> **YOUR OBJECTIVE**
All the data must come back unchanged, except that pictures are left out.

Collected data entries
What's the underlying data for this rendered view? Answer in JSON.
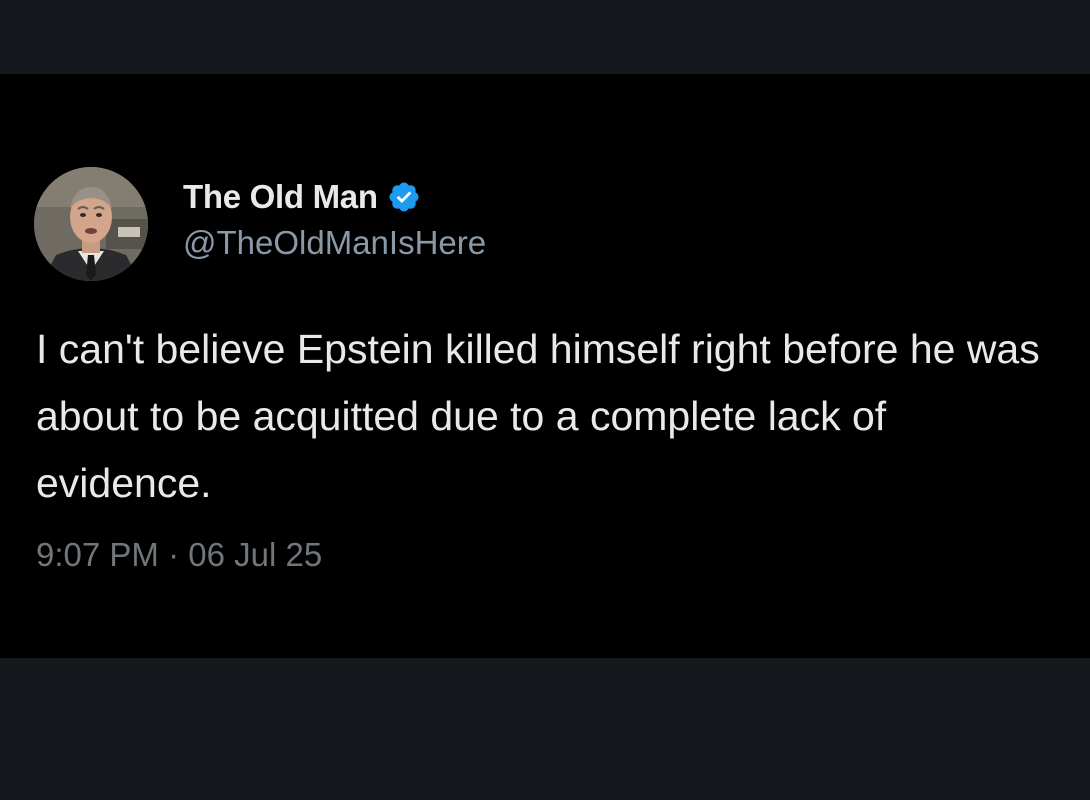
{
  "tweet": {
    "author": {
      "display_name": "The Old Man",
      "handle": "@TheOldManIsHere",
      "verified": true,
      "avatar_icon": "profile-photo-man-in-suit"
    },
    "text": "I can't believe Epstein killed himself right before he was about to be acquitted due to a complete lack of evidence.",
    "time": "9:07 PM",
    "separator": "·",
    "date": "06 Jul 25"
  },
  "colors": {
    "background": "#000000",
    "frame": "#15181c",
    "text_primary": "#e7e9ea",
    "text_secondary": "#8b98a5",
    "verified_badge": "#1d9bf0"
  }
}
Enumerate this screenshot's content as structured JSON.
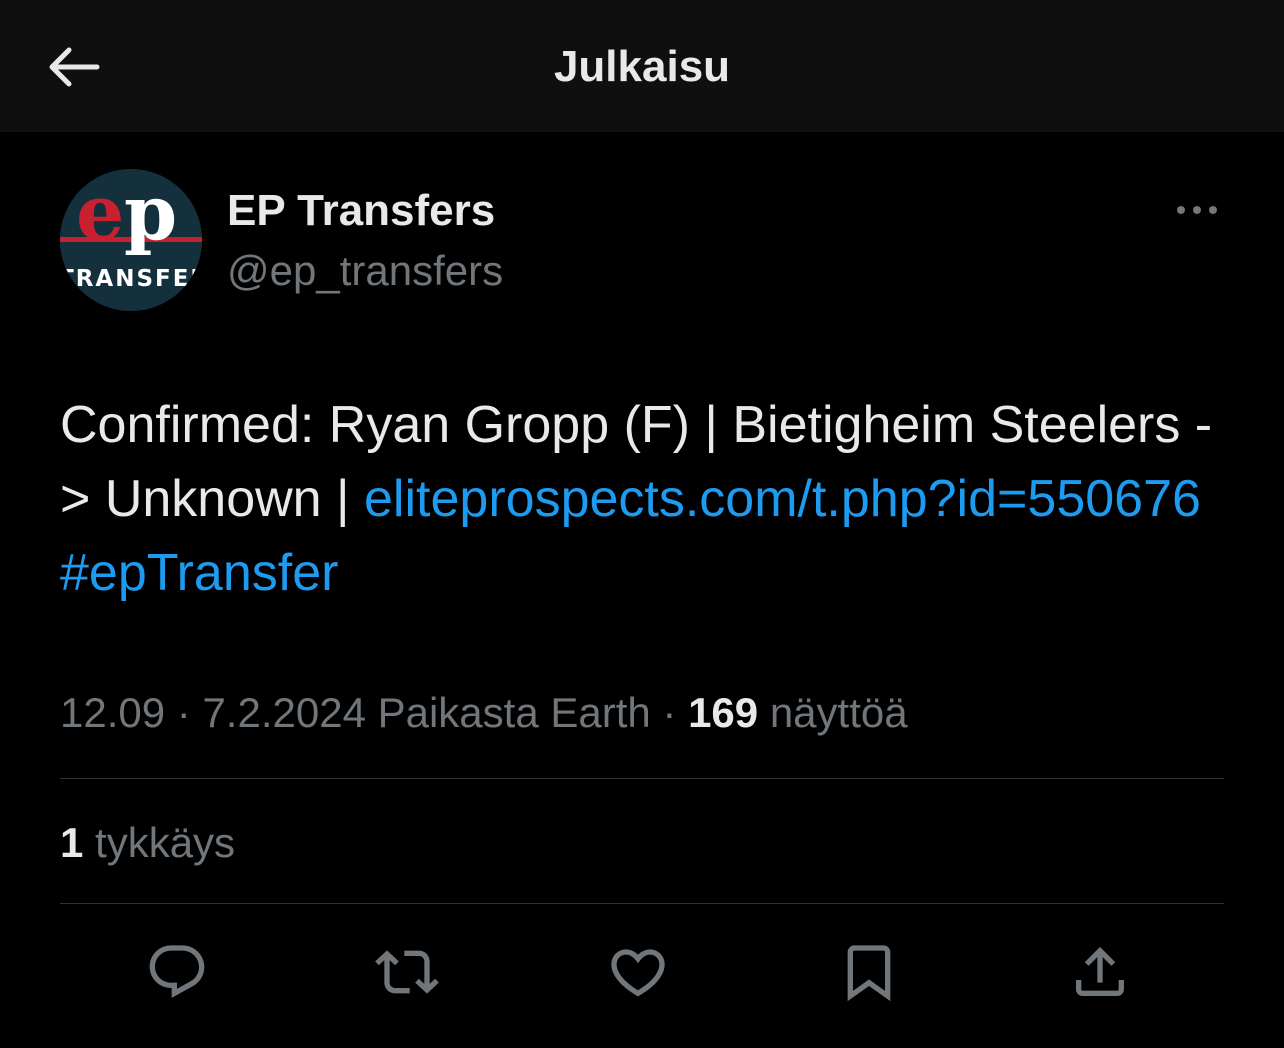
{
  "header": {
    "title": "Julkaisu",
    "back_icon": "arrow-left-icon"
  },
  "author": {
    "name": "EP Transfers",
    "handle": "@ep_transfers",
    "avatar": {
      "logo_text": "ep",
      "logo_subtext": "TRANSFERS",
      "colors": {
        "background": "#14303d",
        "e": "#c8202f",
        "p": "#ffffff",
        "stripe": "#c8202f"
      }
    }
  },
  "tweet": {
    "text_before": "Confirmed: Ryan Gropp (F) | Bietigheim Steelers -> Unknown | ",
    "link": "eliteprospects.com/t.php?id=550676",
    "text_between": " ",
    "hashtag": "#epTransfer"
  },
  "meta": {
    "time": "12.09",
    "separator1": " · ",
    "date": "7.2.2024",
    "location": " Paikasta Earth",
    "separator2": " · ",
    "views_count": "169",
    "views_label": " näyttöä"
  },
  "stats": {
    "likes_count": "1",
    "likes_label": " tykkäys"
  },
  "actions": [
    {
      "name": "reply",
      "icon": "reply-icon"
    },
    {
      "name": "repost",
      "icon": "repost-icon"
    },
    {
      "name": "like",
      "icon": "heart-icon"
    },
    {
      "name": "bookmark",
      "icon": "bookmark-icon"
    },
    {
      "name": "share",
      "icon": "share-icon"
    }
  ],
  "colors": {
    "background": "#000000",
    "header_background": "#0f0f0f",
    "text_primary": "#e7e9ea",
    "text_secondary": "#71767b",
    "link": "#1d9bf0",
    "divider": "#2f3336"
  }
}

> **SOLUTION**
What's the underlying data for this rendered view? Answer in JSON.
{
  "tweet": {
    "author": {
      "display_name": "The Old Man",
      "handle": "@TheOldManIsHere",
      "verified": true,
      "avatar_icon": "profile-photo-man-in-suit"
    },
    "text": "I can't believe Epstein killed himself right before he was about to be acquitted due to a complete lack of evidence.",
    "time": "9:07 PM",
    "separator": "·",
    "date": "06 Jul 25"
  },
  "colors": {
    "background": "#000000",
    "frame": "#15181c",
    "text_primary": "#e7e9ea",
    "text_secondary": "#8b98a5",
    "verified_badge": "#1d9bf0"
  }
}
Enumerate this screenshot's content as structured JSON.
{
  "header": {
    "title": "Julkaisu",
    "back_icon": "arrow-left-icon"
  },
  "author": {
    "name": "EP Transfers",
    "handle": "@ep_transfers",
    "avatar": {
      "logo_text": "ep",
      "logo_subtext": "TRANSFERS",
      "colors": {
        "background": "#14303d",
        "e": "#c8202f",
        "p": "#ffffff",
        "stripe": "#c8202f"
      }
    }
  },
  "tweet": {
    "text_before": "Confirmed: Ryan Gropp (F) | Bietigheim Steelers -> Unknown | ",
    "link": "eliteprospects.com/t.php?id=550676",
    "text_between": " ",
    "hashtag": "#epTransfer"
  },
  "meta": {
    "time": "12.09",
    "separator1": " · ",
    "date": "7.2.2024",
    "location": " Paikasta Earth",
    "separator2": " · ",
    "views_count": "169",
    "views_label": " näyttöä"
  },
  "stats": {
    "likes_count": "1",
    "likes_label": " tykkäys"
  },
  "actions": [
    {
      "name": "reply",
      "icon": "reply-icon"
    },
    {
      "name": "repost",
      "icon": "repost-icon"
    },
    {
      "name": "like",
      "icon": "heart-icon"
    },
    {
      "name": "bookmark",
      "icon": "bookmark-icon"
    },
    {
      "name": "share",
      "icon": "share-icon"
    }
  ],
  "colors": {
    "background": "#000000",
    "header_background": "#0f0f0f",
    "text_primary": "#e7e9ea",
    "text_secondary": "#71767b",
    "link": "#1d9bf0",
    "divider": "#2f3336"
  }
}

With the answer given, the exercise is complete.